# Information given:

+ + + +

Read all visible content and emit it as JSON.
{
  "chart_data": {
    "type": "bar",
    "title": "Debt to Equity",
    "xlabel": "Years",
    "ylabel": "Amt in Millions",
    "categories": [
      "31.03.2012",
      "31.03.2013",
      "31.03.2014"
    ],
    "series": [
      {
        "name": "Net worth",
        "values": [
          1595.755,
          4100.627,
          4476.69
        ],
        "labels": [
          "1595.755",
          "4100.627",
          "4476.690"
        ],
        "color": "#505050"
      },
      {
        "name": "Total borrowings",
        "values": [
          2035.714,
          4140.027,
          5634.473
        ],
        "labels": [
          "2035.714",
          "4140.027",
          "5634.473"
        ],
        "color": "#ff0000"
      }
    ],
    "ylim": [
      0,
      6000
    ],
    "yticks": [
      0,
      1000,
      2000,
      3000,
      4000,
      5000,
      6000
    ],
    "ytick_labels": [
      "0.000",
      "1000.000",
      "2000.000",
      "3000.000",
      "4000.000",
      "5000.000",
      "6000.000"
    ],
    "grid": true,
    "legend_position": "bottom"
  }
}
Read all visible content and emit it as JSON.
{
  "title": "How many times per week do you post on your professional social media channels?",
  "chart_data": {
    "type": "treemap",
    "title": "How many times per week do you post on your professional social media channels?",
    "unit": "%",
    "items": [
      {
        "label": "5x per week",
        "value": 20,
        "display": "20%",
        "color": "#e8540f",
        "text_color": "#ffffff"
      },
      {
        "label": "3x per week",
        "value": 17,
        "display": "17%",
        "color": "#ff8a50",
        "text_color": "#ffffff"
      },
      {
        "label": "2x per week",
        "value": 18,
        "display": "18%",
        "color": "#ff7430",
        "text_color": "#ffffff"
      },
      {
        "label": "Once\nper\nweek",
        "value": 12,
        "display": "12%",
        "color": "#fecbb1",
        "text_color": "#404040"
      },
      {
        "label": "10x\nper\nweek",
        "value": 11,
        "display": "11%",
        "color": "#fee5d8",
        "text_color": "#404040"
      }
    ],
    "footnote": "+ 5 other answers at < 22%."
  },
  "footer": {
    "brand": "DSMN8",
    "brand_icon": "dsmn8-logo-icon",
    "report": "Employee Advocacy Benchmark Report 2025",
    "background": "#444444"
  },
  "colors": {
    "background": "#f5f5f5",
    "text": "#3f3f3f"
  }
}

+ + + +

# What is asked:
Your task is to repeat every line exactly.

# Answer to this problem:
Read all visible content and emit it as JSON.
{
  "chart_data": {
    "type": "bar",
    "title": "Debt to Equity",
    "xlabel": "Years",
    "ylabel": "Amt in Millions",
    "categories": [
      "31.03.2012",
      "31.03.2013",
      "31.03.2014"
    ],
    "series": [
      {
        "name": "Net worth",
        "values": [
          1595.755,
          4100.627,
          4476.69
        ],
        "labels": [
          "1595.755",
          "4100.627",
          "4476.690"
        ],
        "color": "#505050"
      },
      {
        "name": "Total borrowings",
        "values": [
          2035.714,
          4140.027,
          5634.473
        ],
        "labels": [
          "2035.714",
          "4140.027",
          "5634.473"
        ],
        "color": "#ff0000"
      }
    ],
    "ylim": [
      0,
      6000
    ],
    "yticks": [
      0,
      1000,
      2000,
      3000,
      4000,
      5000,
      6000
    ],
    "ytick_labels": [
      "0.000",
      "1000.000",
      "2000.000",
      "3000.000",
      "4000.000",
      "5000.000",
      "6000.000"
    ],
    "grid": true,
    "legend_position": "bottom"
  }
}
Read all visible content and emit it as JSON.
{
  "title": "How many times per week do you post on your professional social media channels?",
  "chart_data": {
    "type": "treemap",
    "title": "How many times per week do you post on your professional social media channels?",
    "unit": "%",
    "items": [
      {
        "label": "5x per week",
        "value": 20,
        "display": "20%",
        "color": "#e8540f",
        "text_color": "#ffffff"
      },
      {
        "label": "3x per week",
        "value": 17,
        "display": "17%",
        "color": "#ff8a50",
        "text_color": "#ffffff"
      },
      {
        "label": "2x per week",
        "value": 18,
        "display": "18%",
        "color": "#ff7430",
        "text_color": "#ffffff"
      },
      {
        "label": "Once\nper\nweek",
        "value": 12,
        "display": "12%",
        "color": "#fecbb1",
        "text_color": "#404040"
      },
      {
        "label": "10x\nper\nweek",
        "value": 11,
        "display": "11%",
        "color": "#fee5d8",
        "text_color": "#404040"
      }
    ],
    "footnote": "+ 5 other answers at < 22%."
  },
  "footer": {
    "brand": "DSMN8",
    "brand_icon": "dsmn8-logo-icon",
    "report": "Employee Advocacy Benchmark Report 2025",
    "background": "#444444"
  },
  "colors": {
    "background": "#f5f5f5",
    "text": "#3f3f3f"
  }
}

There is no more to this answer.